== YOUR OBJECTIVE ==
Whenever a line contains the string "Cleaning", copy it out of the entries.

╭─ RAW DATA

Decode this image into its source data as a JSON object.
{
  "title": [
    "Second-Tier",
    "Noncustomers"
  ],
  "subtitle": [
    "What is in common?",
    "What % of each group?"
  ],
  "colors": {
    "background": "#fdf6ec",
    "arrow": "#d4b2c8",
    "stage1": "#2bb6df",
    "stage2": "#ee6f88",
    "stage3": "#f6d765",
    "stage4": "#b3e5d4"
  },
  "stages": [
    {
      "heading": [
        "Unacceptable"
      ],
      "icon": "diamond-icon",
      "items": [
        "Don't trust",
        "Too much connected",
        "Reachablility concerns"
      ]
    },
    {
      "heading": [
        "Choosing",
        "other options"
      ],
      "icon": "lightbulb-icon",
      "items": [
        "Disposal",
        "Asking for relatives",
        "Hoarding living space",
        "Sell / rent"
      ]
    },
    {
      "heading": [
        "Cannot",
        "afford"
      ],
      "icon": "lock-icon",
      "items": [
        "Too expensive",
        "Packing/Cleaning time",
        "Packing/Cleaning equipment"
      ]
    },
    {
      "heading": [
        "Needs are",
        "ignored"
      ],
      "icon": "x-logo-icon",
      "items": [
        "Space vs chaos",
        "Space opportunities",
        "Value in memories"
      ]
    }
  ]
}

╰─

== EXPECTED OUTPUT ==
        "Packing/Cleaning time",
        "Packing/Cleaning equipment"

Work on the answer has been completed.